## Stated task
Return the listing below word for word.

::: Data shown :::

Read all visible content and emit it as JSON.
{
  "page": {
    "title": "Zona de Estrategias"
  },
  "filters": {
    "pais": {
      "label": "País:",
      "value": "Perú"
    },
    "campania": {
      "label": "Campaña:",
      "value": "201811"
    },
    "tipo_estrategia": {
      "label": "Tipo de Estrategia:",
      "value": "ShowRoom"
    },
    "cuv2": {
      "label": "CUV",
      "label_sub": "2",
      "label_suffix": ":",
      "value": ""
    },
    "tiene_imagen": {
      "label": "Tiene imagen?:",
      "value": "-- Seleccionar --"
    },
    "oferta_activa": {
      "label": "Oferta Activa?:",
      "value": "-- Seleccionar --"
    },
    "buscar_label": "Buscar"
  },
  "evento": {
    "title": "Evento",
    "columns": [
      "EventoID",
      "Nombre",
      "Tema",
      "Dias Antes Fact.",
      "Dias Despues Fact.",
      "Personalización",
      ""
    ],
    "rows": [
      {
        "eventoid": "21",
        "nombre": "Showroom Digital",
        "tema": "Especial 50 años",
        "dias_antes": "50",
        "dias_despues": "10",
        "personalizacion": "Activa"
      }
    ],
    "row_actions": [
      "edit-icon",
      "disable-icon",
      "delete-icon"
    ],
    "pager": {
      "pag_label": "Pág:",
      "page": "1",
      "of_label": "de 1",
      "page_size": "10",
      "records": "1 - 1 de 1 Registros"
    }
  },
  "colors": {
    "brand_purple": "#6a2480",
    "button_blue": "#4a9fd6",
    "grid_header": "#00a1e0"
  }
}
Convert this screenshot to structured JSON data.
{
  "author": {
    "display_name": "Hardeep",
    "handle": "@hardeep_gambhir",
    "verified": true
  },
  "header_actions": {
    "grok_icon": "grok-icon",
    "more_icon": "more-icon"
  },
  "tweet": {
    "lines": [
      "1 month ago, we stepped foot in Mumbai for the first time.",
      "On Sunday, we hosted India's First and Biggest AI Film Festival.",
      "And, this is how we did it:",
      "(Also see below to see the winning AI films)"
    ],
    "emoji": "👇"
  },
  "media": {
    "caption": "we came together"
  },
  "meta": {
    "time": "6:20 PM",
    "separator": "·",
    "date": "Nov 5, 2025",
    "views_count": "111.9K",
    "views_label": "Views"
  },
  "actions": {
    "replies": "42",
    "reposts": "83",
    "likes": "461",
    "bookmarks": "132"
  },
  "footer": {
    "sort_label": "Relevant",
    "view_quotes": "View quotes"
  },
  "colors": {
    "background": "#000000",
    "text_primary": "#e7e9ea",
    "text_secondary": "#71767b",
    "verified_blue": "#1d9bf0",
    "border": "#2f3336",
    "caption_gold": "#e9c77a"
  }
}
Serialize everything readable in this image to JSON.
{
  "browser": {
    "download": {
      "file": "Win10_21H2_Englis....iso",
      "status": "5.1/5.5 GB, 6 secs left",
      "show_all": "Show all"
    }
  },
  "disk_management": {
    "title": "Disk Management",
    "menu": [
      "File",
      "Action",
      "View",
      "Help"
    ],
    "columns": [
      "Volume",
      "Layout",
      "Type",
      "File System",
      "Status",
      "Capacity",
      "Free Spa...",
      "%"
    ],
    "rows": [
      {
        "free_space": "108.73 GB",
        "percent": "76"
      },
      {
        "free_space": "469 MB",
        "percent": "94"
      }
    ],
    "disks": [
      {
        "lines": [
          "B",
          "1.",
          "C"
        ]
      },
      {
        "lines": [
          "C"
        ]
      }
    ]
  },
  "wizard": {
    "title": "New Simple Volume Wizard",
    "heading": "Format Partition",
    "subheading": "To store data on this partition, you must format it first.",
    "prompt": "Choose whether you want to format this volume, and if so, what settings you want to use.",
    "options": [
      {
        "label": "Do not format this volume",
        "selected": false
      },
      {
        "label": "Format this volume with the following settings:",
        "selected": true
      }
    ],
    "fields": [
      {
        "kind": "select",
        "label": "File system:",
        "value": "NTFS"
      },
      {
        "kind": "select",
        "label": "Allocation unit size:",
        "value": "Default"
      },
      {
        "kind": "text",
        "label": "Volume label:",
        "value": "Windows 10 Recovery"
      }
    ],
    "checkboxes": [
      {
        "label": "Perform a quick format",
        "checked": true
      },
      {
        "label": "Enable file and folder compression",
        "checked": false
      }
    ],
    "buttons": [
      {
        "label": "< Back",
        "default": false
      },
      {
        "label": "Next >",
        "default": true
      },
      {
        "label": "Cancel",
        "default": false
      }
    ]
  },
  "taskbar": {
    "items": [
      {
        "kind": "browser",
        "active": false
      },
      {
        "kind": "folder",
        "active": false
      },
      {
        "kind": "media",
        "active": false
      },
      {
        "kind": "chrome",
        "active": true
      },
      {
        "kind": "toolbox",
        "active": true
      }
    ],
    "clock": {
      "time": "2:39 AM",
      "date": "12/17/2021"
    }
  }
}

:::

## Exercise solution
Read all visible content and emit it as JSON.
{
  "page": {
    "title": "Zona de Estrategias"
  },
  "filters": {
    "pais": {
      "label": "País:",
      "value": "Perú"
    },
    "campania": {
      "label": "Campaña:",
      "value": "201811"
    },
    "tipo_estrategia": {
      "label": "Tipo de Estrategia:",
      "value": "ShowRoom"
    },
    "cuv2": {
      "label": "CUV",
      "label_sub": "2",
      "label_suffix": ":",
      "value": ""
    },
    "tiene_imagen": {
      "label": "Tiene imagen?:",
      "value": "-- Seleccionar --"
    },
    "oferta_activa": {
      "label": "Oferta Activa?:",
      "value": "-- Seleccionar --"
    },
    "buscar_label": "Buscar"
  },
  "evento": {
    "title": "Evento",
    "columns": [
      "EventoID",
      "Nombre",
      "Tema",
      "Dias Antes Fact.",
      "Dias Despues Fact.",
      "Personalización",
      ""
    ],
    "rows": [
      {
        "eventoid": "21",
        "nombre": "Showroom Digital",
        "tema": "Especial 50 años",
        "dias_antes": "50",
        "dias_despues": "10",
        "personalizacion": "Activa"
      }
    ],
    "row_actions": [
      "edit-icon",
      "disable-icon",
      "delete-icon"
    ],
    "pager": {
      "pag_label": "Pág:",
      "page": "1",
      "of_label": "de 1",
      "page_size": "10",
      "records": "1 - 1 de 1 Registros"
    }
  },
  "colors": {
    "brand_purple": "#6a2480",
    "button_blue": "#4a9fd6",
    "grid_header": "#00a1e0"
  }
}
Convert this screenshot to structured JSON data.
{
  "author": {
    "display_name": "Hardeep",
    "handle": "@hardeep_gambhir",
    "verified": true
  },
  "header_actions": {
    "grok_icon": "grok-icon",
    "more_icon": "more-icon"
  },
  "tweet": {
    "lines": [
      "1 month ago, we stepped foot in Mumbai for the first time.",
      "On Sunday, we hosted India's First and Biggest AI Film Festival.",
      "And, this is how we did it:",
      "(Also see below to see the winning AI films)"
    ],
    "emoji": "👇"
  },
  "media": {
    "caption": "we came together"
  },
  "meta": {
    "time": "6:20 PM",
    "separator": "·",
    "date": "Nov 5, 2025",
    "views_count": "111.9K",
    "views_label": "Views"
  },
  "actions": {
    "replies": "42",
    "reposts": "83",
    "likes": "461",
    "bookmarks": "132"
  },
  "footer": {
    "sort_label": "Relevant",
    "view_quotes": "View quotes"
  },
  "colors": {
    "background": "#000000",
    "text_primary": "#e7e9ea",
    "text_secondary": "#71767b",
    "verified_blue": "#1d9bf0",
    "border": "#2f3336",
    "caption_gold": "#e9c77a"
  }
}
Serialize everything readable in this image to JSON.
{
  "browser": {
    "download": {
      "file": "Win10_21H2_Englis....iso",
      "status": "5.1/5.5 GB, 6 secs left",
      "show_all": "Show all"
    }
  },
  "disk_management": {
    "title": "Disk Management",
    "menu": [
      "File",
      "Action",
      "View",
      "Help"
    ],
    "columns": [
      "Volume",
      "Layout",
      "Type",
      "File System",
      "Status",
      "Capacity",
      "Free Spa...",
      "%"
    ],
    "rows": [
      {
        "free_space": "108.73 GB",
        "percent": "76"
      },
      {
        "free_space": "469 MB",
        "percent": "94"
      }
    ],
    "disks": [
      {
        "lines": [
          "B",
          "1.",
          "C"
        ]
      },
      {
        "lines": [
          "C"
        ]
      }
    ]
  },
  "wizard": {
    "title": "New Simple Volume Wizard",
    "heading": "Format Partition",
    "subheading": "To store data on this partition, you must format it first.",
    "prompt": "Choose whether you want to format this volume, and if so, what settings you want to use.",
    "options": [
      {
        "label": "Do not format this volume",
        "selected": false
      },
      {
        "label": "Format this volume with the following settings:",
        "selected": true
      }
    ],
    "fields": [
      {
        "kind": "select",
        "label": "File system:",
        "value": "NTFS"
      },
      {
        "kind": "select",
        "label": "Allocation unit size:",
        "value": "Default"
      },
      {
        "kind": "text",
        "label": "Volume label:",
        "value": "Windows 10 Recovery"
      }
    ],
    "checkboxes": [
      {
        "label": "Perform a quick format",
        "checked": true
      },
      {
        "label": "Enable file and folder compression",
        "checked": false
      }
    ],
    "buttons": [
      {
        "label": "< Back",
        "default": false
      },
      {
        "label": "Next >",
        "default": true
      },
      {
        "label": "Cancel",
        "default": false
      }
    ]
  },
  "taskbar": {
    "items": [
      {
        "kind": "browser",
        "active": false
      },
      {
        "kind": "folder",
        "active": false
      },
      {
        "kind": "media",
        "active": false
      },
      {
        "kind": "chrome",
        "active": true
      },
      {
        "kind": "toolbox",
        "active": true
      }
    ],
    "clock": {
      "time": "2:39 AM",
      "date": "12/17/2021"
    }
  }
}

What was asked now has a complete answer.